Goal: Consider the data that follows and state how many lines contain the string "Låneunderskrivelsesagent", using the number alone.

Material shown:
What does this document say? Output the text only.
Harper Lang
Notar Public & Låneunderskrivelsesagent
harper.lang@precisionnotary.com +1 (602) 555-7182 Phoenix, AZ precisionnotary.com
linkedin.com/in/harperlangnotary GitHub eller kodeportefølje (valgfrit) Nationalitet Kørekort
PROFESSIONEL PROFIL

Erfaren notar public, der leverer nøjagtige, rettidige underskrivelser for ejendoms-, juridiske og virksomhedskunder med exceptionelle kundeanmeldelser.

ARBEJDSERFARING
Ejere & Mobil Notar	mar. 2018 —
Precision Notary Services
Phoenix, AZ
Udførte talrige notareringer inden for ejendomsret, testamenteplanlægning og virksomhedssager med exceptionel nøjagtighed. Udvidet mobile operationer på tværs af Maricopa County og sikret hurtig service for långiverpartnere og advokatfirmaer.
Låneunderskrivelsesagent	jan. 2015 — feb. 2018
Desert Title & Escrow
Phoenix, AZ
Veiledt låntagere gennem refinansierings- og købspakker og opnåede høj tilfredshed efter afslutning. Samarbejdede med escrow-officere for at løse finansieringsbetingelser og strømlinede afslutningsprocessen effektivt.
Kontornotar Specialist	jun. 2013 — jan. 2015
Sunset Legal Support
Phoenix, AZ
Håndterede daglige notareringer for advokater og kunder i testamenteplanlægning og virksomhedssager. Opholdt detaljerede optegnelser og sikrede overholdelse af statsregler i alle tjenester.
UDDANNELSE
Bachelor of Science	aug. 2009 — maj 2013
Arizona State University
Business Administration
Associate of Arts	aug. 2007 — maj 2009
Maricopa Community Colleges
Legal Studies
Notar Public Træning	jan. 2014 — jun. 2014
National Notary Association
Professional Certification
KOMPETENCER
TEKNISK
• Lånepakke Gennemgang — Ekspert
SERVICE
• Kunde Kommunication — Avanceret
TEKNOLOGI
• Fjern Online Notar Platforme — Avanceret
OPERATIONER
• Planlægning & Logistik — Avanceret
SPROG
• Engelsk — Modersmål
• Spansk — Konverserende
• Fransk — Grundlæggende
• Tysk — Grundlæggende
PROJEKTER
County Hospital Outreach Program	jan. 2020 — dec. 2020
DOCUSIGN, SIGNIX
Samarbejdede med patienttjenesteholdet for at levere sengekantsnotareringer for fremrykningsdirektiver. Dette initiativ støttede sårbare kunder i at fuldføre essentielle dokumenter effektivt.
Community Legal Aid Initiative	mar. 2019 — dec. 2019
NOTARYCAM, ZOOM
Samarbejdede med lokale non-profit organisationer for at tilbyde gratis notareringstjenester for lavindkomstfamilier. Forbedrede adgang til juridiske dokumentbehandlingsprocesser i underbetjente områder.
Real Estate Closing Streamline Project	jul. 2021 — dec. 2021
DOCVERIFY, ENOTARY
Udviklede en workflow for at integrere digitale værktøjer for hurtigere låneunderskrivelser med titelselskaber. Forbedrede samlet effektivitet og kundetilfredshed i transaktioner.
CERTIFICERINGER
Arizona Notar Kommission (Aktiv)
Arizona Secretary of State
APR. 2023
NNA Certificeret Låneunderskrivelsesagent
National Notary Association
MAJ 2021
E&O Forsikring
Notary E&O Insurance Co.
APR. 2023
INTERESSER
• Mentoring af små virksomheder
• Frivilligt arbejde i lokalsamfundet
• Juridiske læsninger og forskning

Task response: 3